■ AIM: Go through the entries and count the lines with the string "color" in them. Give only that number.

■ DATASET ENTRIES:
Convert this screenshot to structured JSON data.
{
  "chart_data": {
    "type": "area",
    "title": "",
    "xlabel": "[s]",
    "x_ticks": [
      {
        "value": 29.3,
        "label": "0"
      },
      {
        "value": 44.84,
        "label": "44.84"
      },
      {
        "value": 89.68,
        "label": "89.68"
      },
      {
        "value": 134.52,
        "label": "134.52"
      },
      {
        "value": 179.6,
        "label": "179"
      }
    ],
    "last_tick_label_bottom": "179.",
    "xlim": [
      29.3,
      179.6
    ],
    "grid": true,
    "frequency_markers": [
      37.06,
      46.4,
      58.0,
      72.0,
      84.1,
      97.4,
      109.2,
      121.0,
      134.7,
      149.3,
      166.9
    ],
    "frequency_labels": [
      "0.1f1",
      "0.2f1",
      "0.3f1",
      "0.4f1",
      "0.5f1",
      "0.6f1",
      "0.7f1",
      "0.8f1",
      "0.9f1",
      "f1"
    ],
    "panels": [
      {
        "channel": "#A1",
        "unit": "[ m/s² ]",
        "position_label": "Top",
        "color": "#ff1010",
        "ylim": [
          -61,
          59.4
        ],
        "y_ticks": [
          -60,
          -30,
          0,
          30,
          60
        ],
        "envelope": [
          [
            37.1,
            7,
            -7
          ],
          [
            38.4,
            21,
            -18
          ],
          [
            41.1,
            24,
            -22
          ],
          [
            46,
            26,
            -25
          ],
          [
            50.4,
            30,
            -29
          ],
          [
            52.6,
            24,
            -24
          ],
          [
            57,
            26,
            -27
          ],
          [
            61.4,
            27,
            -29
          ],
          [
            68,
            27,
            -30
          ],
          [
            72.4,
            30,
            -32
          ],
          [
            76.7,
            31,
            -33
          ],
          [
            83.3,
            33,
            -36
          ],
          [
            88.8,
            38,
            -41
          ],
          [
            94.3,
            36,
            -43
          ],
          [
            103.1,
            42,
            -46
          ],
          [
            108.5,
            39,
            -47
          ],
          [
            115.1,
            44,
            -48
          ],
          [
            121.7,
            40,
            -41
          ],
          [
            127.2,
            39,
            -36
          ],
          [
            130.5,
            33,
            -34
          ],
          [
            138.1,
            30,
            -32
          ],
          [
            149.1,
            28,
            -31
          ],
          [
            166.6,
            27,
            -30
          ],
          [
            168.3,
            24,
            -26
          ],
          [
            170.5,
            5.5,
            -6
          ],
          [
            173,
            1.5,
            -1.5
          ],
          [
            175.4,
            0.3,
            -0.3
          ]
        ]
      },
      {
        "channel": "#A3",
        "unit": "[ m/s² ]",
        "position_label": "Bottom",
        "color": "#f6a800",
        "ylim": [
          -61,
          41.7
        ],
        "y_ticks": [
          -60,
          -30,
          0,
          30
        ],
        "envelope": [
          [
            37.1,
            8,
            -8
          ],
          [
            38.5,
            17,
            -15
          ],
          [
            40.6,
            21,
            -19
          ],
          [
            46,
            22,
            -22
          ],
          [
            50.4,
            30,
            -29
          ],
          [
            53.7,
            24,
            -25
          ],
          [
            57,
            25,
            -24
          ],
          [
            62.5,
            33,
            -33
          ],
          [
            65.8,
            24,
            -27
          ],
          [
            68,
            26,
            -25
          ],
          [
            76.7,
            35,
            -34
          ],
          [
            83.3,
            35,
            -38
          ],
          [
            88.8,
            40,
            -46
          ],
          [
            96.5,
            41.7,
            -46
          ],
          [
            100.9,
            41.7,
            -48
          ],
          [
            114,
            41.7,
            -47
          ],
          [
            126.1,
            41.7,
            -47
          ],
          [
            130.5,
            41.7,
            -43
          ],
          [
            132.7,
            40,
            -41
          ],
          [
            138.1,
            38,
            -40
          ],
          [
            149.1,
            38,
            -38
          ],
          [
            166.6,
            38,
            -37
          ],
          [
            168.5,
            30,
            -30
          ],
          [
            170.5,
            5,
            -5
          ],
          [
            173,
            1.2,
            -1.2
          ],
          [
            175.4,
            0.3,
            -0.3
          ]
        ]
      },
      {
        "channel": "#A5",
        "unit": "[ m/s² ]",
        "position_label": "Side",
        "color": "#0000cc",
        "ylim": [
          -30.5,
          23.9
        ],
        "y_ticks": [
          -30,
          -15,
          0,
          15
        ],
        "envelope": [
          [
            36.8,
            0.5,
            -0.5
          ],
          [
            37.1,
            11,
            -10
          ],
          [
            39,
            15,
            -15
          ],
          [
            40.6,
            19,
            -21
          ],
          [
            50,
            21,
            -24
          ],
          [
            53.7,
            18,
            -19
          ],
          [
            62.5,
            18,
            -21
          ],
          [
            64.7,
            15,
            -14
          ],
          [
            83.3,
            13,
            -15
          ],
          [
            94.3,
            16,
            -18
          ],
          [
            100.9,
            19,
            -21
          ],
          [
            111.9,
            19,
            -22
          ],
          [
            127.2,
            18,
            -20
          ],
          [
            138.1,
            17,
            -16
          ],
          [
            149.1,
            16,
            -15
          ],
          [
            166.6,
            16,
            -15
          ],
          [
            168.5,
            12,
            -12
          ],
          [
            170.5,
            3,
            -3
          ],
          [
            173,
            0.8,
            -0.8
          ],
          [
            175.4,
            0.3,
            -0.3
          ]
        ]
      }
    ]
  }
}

■ ANSWER TO THE EXERCISE: 3